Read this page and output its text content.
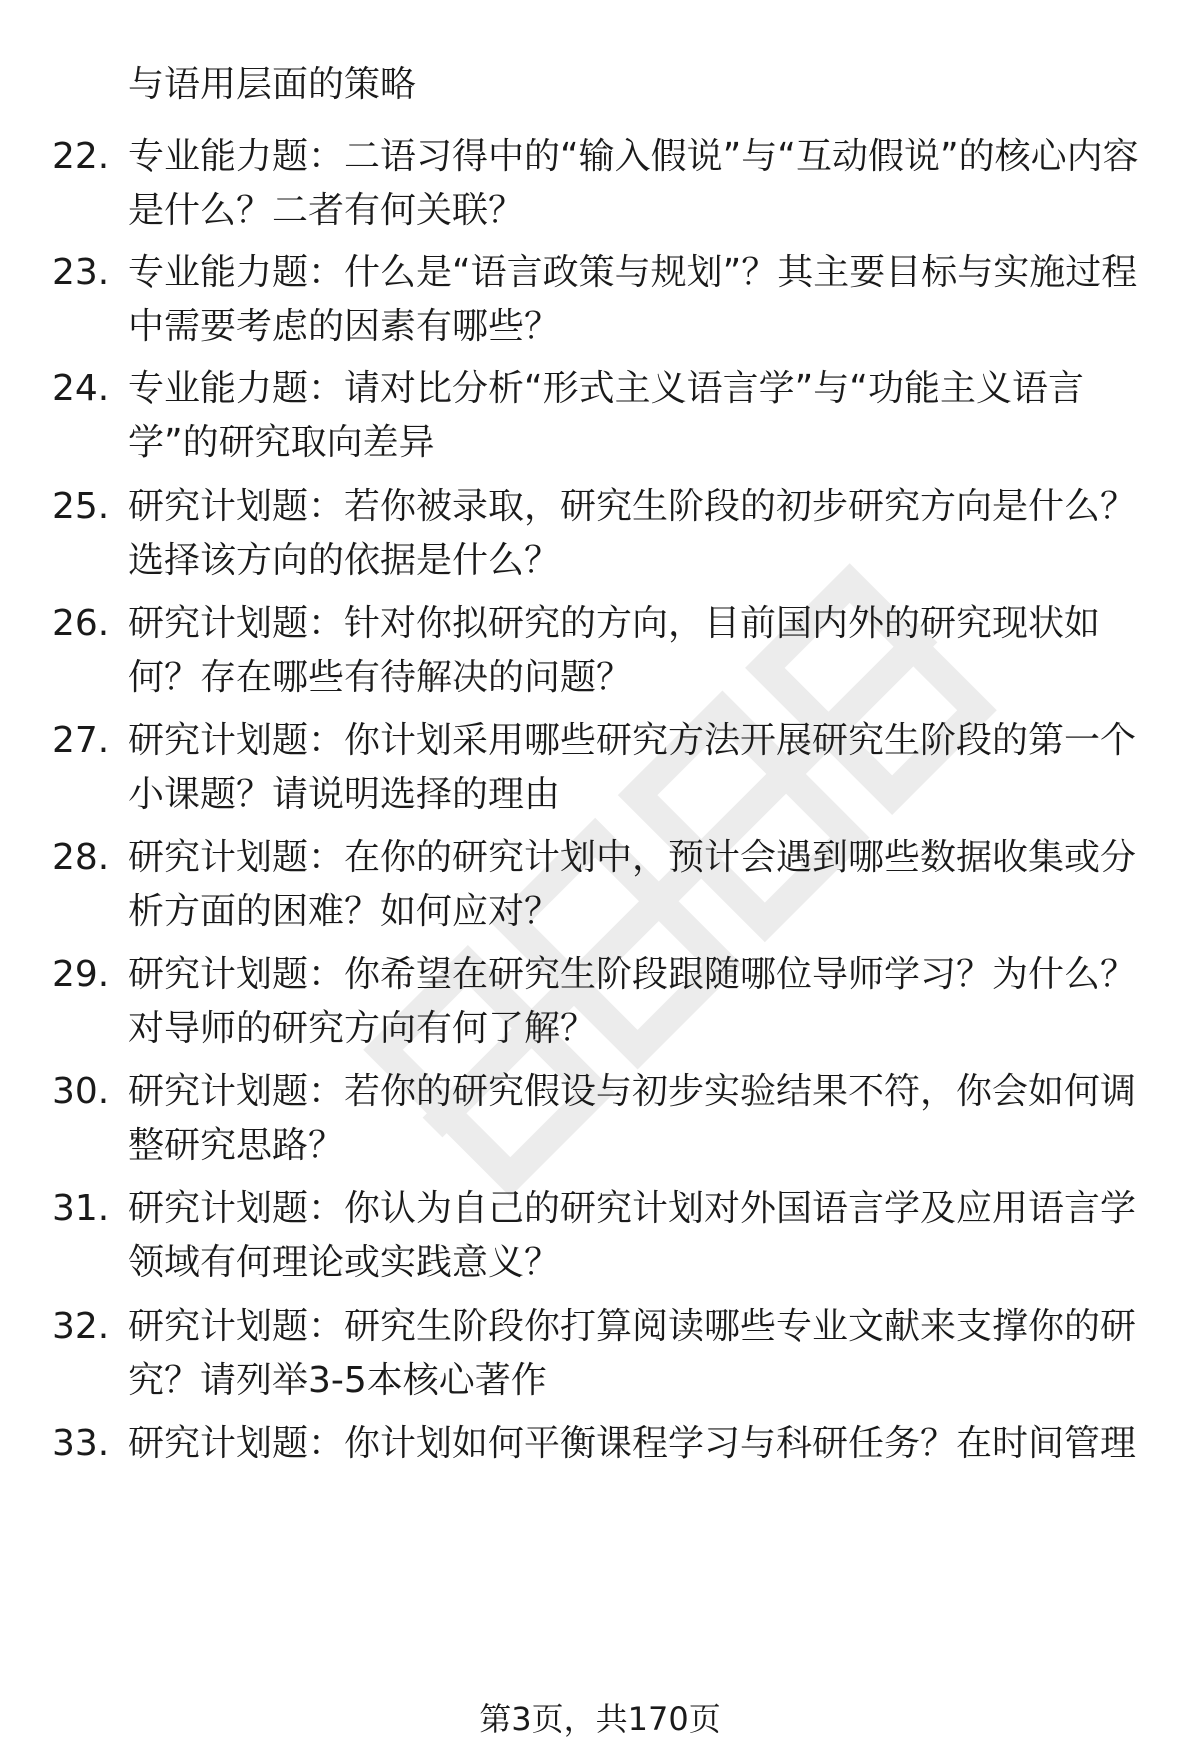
与语用层面的策略

22. 专业能力题：二语习得中的“输入假说”与“互动假说”的核心内容是什么？二者有何关联？

23. 专业能力题：什么是“语言政策与规划”？其主要目标与实施过程中需要考虑的因素有哪些？

24. 专业能力题：请对比分析“形式主义语言学”与“功能主义语言学”的研究取向差异

25. 研究计划题：若你被录取，研究生阶段的初步研究方向是什么？选择该方向的依据是什么？

26. 研究计划题：针对你拟研究的方向，目前国内外的研究现状如何？存在哪些有待解决的问题？

27. 研究计划题：你计划采用哪些研究方法开展研究生阶段的第一个小课题？请说明选择的理由

28. 研究计划题：在你的研究计划中，预计会遇到哪些数据收集或分析方面的困难？如何应对？

29. 研究计划题：你希望在研究生阶段跟随哪位导师学习？为什么？对导师的研究方向有何了解？

30. 研究计划题：若你的研究假设与初步实验结果不符，你会如何调整研究思路？

31. 研究计划题：你认为自己的研究计划对外国语言学及应用语言学领域有何理论或实践意义？

32. 研究计划题：研究生阶段你打算阅读哪些专业文献来支撑你的研究？请列举3-5本核心著作

33. 研究计划题：你计划如何平衡课程学习与科研任务？在时间管理

第3页，共170页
● ● ● ● ●
» **Written exercise**: From the listing above, collect every line that mentions the word "研究计划题".

» **Expected answer**:
25. 研究计划题：若你被录取，研究生阶段的初步研究方向是什么？选择该方向的依据是什么？
26. 研究计划题：针对你拟研究的方向，目前国内外的研究现状如何？存在哪些有待解决的问题？
27. 研究计划题：你计划采用哪些研究方法开展研究生阶段的第一个小课题？请说明选择的理由
28. 研究计划题：在你的研究计划中，预计会遇到哪些数据收集或分析方面的困难？如何应对？
29. 研究计划题：你希望在研究生阶段跟随哪位导师学习？为什么？对导师的研究方向有何了解？
30. 研究计划题：若你的研究假设与初步实验结果不符，你会如何调整研究思路？
31. 研究计划题：你认为自己的研究计划对外国语言学及应用语言学领域有何理论或实践意义？
32. 研究计划题：研究生阶段你打算阅读哪些专业文献来支撑你的研究？请列举3-5本核心著作
33. 研究计划题：你计划如何平衡课程学习与科研任务？在时间管理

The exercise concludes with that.